→ **Short task**
Transcribe the records in full, keeping every character as it is.

Saved data entries:
★ ★ ★ ★ ★

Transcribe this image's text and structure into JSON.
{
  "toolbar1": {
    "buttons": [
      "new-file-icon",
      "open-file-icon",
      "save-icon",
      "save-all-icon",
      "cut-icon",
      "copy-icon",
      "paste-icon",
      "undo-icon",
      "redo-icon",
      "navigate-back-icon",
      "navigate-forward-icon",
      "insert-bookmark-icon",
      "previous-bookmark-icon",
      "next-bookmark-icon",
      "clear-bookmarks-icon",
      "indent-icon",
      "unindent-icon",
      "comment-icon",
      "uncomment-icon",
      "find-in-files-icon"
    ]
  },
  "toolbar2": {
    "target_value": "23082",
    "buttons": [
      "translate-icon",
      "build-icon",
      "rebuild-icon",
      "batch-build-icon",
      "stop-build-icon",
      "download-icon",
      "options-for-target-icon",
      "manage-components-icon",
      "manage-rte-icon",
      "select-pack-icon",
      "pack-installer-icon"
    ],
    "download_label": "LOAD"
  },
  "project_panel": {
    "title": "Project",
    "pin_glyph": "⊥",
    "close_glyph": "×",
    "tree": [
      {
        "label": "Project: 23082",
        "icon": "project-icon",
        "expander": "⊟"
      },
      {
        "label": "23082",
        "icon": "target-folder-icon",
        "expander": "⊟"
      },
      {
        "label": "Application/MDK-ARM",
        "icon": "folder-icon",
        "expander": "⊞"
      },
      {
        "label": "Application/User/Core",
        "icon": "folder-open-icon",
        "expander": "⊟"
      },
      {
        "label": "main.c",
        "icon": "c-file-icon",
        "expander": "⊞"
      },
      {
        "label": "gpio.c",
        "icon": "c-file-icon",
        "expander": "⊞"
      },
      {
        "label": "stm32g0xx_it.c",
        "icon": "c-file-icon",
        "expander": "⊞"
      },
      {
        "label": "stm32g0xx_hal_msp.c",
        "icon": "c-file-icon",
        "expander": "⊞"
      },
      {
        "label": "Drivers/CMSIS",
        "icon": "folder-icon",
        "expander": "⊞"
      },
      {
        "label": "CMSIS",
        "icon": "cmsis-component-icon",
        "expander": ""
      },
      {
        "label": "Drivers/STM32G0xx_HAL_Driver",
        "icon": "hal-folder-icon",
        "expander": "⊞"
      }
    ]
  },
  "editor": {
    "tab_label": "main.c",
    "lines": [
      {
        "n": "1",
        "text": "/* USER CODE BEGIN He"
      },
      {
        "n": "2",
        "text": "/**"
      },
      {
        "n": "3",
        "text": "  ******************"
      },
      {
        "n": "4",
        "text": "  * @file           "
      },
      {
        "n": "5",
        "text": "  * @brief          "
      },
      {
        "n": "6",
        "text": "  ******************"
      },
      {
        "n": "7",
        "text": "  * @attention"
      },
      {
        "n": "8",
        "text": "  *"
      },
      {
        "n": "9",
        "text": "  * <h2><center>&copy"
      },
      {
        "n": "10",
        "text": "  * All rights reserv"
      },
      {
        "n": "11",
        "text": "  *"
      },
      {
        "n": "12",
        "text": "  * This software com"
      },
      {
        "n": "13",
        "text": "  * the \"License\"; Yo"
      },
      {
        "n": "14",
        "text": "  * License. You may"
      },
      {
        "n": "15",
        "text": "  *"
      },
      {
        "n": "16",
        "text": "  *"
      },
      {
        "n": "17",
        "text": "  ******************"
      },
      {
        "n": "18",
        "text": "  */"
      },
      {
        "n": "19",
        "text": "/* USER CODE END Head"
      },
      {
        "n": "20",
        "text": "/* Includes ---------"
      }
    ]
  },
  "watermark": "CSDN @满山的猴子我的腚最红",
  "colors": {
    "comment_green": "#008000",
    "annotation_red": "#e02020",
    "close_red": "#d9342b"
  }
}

★ ★ ★ ★ ★

→ **Result of the task**
Transcribe this image's text and structure into JSON.
{
  "toolbar1": {
    "buttons": [
      "new-file-icon",
      "open-file-icon",
      "save-icon",
      "save-all-icon",
      "cut-icon",
      "copy-icon",
      "paste-icon",
      "undo-icon",
      "redo-icon",
      "navigate-back-icon",
      "navigate-forward-icon",
      "insert-bookmark-icon",
      "previous-bookmark-icon",
      "next-bookmark-icon",
      "clear-bookmarks-icon",
      "indent-icon",
      "unindent-icon",
      "comment-icon",
      "uncomment-icon",
      "find-in-files-icon"
    ]
  },
  "toolbar2": {
    "target_value": "23082",
    "buttons": [
      "translate-icon",
      "build-icon",
      "rebuild-icon",
      "batch-build-icon",
      "stop-build-icon",
      "download-icon",
      "options-for-target-icon",
      "manage-components-icon",
      "manage-rte-icon",
      "select-pack-icon",
      "pack-installer-icon"
    ],
    "download_label": "LOAD"
  },
  "project_panel": {
    "title": "Project",
    "pin_glyph": "⊥",
    "close_glyph": "×",
    "tree": [
      {
        "label": "Project: 23082",
        "icon": "project-icon",
        "expander": "⊟"
      },
      {
        "label": "23082",
        "icon": "target-folder-icon",
        "expander": "⊟"
      },
      {
        "label": "Application/MDK-ARM",
        "icon": "folder-icon",
        "expander": "⊞"
      },
      {
        "label": "Application/User/Core",
        "icon": "folder-open-icon",
        "expander": "⊟"
      },
      {
        "label": "main.c",
        "icon": "c-file-icon",
        "expander": "⊞"
      },
      {
        "label": "gpio.c",
        "icon": "c-file-icon",
        "expander": "⊞"
      },
      {
        "label": "stm32g0xx_it.c",
        "icon": "c-file-icon",
        "expander": "⊞"
      },
      {
        "label": "stm32g0xx_hal_msp.c",
        "icon": "c-file-icon",
        "expander": "⊞"
      },
      {
        "label": "Drivers/CMSIS",
        "icon": "folder-icon",
        "expander": "⊞"
      },
      {
        "label": "CMSIS",
        "icon": "cmsis-component-icon",
        "expander": ""
      },
      {
        "label": "Drivers/STM32G0xx_HAL_Driver",
        "icon": "hal-folder-icon",
        "expander": "⊞"
      }
    ]
  },
  "editor": {
    "tab_label": "main.c",
    "lines": [
      {
        "n": "1",
        "text": "/* USER CODE BEGIN He"
      },
      {
        "n": "2",
        "text": "/**"
      },
      {
        "n": "3",
        "text": "  ******************"
      },
      {
        "n": "4",
        "text": "  * @file           "
      },
      {
        "n": "5",
        "text": "  * @brief          "
      },
      {
        "n": "6",
        "text": "  ******************"
      },
      {
        "n": "7",
        "text": "  * @attention"
      },
      {
        "n": "8",
        "text": "  *"
      },
      {
        "n": "9",
        "text": "  * <h2><center>&copy"
      },
      {
        "n": "10",
        "text": "  * All rights reserv"
      },
      {
        "n": "11",
        "text": "  *"
      },
      {
        "n": "12",
        "text": "  * This software com"
      },
      {
        "n": "13",
        "text": "  * the \"License\"; Yo"
      },
      {
        "n": "14",
        "text": "  * License. You may"
      },
      {
        "n": "15",
        "text": "  *"
      },
      {
        "n": "16",
        "text": "  *"
      },
      {
        "n": "17",
        "text": "  ******************"
      },
      {
        "n": "18",
        "text": "  */"
      },
      {
        "n": "19",
        "text": "/* USER CODE END Head"
      },
      {
        "n": "20",
        "text": "/* Includes ---------"
      }
    ]
  },
  "watermark": "CSDN @满山的猴子我的腚最红",
  "colors": {
    "comment_green": "#008000",
    "annotation_red": "#e02020",
    "close_red": "#d9342b"
  }
}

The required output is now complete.